### Given task
Lines containing the string "tensor" are to be counted. Write only how many there are.

### Entries with figure data
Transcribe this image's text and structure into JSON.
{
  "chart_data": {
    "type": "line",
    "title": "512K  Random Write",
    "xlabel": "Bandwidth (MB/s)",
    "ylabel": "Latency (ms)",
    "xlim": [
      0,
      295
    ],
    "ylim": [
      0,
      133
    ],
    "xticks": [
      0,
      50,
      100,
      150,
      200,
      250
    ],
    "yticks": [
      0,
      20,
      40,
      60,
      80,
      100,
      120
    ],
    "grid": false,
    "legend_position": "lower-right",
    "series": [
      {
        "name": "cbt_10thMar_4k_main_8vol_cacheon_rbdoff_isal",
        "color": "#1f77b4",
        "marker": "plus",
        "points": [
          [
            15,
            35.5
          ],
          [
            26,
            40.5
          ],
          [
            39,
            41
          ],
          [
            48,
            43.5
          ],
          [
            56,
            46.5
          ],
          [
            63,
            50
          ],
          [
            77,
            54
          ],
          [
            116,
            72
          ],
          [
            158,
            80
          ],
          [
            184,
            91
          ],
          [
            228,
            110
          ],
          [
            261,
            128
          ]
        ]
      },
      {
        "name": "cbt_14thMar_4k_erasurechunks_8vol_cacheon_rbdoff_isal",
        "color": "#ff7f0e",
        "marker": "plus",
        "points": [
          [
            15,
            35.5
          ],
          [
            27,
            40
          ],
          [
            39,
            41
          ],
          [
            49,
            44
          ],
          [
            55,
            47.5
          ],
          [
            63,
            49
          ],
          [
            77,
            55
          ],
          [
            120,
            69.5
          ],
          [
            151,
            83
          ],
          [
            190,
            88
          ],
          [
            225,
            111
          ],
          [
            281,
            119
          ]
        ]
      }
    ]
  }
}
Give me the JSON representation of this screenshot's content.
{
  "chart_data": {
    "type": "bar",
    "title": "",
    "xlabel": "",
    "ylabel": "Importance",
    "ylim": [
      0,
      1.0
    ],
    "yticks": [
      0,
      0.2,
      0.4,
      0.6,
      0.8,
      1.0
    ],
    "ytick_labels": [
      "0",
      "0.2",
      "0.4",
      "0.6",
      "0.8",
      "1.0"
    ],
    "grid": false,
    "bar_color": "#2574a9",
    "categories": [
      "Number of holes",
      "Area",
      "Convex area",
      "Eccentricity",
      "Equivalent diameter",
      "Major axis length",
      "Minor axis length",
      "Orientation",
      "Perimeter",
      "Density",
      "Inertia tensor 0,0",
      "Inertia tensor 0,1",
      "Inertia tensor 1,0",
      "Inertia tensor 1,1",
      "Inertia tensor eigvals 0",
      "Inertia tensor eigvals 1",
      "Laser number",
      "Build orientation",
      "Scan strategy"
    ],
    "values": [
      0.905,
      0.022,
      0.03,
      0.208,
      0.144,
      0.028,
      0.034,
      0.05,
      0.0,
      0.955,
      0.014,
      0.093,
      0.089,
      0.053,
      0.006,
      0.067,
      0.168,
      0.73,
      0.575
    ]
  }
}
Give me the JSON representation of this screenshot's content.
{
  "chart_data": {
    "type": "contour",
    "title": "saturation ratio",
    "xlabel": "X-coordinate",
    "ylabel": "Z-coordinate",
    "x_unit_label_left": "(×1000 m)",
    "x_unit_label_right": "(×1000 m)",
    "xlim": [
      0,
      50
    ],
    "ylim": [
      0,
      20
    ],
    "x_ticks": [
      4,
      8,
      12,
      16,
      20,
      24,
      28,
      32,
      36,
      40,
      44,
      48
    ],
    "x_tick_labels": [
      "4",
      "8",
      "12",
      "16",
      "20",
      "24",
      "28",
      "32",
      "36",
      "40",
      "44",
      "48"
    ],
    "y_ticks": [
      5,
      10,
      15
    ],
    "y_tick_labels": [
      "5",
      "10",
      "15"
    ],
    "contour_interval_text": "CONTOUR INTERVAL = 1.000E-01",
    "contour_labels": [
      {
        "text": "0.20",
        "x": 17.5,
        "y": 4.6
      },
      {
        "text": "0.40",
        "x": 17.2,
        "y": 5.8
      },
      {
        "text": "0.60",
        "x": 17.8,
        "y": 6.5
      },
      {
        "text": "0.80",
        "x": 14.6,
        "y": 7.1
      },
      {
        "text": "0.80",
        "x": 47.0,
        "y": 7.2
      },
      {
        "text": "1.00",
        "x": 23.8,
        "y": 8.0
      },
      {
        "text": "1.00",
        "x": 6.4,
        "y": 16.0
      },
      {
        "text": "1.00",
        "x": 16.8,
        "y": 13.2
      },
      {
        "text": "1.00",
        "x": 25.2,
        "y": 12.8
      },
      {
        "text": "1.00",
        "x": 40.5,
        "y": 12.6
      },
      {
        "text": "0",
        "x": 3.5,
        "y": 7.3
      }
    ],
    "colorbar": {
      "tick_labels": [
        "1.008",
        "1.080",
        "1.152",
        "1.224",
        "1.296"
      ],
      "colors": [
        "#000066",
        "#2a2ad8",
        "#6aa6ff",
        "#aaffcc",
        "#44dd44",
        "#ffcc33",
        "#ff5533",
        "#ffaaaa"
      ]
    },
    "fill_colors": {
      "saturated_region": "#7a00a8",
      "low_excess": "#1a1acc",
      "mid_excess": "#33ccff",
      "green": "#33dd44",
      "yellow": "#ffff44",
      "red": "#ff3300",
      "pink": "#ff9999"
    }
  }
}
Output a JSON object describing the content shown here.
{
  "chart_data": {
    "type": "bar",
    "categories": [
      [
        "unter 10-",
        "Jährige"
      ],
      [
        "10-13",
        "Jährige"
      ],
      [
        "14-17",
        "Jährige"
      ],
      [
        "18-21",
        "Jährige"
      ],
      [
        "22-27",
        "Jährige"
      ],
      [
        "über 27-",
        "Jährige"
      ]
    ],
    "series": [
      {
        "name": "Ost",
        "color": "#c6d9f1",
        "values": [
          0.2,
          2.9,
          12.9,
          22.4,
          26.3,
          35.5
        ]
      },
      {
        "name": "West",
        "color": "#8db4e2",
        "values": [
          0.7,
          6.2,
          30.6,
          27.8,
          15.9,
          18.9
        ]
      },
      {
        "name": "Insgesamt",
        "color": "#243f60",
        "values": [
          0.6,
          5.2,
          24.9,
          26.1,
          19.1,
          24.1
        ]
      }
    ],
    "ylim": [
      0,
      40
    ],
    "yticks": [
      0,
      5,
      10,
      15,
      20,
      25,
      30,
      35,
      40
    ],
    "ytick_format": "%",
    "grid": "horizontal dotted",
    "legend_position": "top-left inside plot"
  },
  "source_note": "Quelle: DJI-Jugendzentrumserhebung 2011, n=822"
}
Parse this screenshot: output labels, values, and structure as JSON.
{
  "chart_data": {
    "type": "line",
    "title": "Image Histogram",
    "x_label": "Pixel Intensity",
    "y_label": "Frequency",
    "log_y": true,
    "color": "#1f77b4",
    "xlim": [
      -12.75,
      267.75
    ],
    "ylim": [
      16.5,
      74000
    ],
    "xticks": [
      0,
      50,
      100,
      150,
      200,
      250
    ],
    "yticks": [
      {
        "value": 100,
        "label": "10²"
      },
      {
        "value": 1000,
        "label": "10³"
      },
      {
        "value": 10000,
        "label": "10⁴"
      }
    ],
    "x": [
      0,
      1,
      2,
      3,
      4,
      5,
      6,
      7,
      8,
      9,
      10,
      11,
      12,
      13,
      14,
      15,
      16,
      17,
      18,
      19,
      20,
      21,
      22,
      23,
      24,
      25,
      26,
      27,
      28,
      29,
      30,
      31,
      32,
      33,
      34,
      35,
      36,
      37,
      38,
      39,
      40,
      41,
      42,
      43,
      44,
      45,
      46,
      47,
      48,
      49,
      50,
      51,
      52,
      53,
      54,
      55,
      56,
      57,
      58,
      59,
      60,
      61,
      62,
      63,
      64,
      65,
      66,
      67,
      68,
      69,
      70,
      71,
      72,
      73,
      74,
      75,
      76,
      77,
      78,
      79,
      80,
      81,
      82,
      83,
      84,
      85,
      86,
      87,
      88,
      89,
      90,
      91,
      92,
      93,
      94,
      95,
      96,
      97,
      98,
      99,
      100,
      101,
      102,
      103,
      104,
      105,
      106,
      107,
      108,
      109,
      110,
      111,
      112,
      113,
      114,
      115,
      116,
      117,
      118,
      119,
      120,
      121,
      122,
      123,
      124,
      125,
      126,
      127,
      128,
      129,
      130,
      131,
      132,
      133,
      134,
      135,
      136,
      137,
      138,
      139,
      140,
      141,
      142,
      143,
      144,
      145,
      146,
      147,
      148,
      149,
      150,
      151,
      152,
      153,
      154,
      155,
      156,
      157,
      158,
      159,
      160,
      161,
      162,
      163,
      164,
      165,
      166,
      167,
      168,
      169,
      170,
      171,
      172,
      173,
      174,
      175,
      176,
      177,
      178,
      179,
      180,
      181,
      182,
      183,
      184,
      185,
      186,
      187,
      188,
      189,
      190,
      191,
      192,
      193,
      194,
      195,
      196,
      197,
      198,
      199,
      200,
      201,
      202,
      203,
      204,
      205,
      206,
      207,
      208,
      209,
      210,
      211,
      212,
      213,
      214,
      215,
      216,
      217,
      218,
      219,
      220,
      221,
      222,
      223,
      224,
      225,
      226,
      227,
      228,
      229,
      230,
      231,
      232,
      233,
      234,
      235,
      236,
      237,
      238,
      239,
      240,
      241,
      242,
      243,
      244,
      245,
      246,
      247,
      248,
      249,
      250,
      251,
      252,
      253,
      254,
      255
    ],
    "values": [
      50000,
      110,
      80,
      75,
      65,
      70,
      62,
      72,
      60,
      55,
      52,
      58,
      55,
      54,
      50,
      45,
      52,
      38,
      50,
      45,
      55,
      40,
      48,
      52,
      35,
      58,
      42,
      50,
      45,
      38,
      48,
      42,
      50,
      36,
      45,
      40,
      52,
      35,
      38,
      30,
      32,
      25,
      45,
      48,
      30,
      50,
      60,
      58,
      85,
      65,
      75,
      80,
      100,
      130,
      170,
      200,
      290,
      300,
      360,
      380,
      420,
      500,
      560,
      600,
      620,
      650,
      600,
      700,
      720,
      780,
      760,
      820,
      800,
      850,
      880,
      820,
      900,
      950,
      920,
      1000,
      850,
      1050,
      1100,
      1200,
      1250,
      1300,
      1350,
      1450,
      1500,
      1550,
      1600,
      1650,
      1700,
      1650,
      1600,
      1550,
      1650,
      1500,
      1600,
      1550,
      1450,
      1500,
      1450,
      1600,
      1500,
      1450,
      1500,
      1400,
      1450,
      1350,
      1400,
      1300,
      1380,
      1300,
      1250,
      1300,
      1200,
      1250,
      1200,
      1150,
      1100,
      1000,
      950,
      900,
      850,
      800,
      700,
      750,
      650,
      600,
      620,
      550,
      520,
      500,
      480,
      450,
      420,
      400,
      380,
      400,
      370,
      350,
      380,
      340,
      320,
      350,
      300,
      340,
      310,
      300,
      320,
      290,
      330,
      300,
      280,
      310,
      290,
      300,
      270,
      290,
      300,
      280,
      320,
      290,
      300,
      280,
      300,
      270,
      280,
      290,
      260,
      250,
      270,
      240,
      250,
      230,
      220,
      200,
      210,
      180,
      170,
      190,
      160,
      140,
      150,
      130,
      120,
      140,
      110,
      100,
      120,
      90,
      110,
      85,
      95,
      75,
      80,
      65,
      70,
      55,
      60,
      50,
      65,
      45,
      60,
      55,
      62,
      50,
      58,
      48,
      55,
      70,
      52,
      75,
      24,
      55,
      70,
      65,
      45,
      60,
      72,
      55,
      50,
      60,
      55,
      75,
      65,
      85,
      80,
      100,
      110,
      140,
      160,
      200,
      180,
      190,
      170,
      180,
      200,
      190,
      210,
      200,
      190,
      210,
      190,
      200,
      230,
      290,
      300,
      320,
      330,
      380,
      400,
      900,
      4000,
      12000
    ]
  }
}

### Task response
6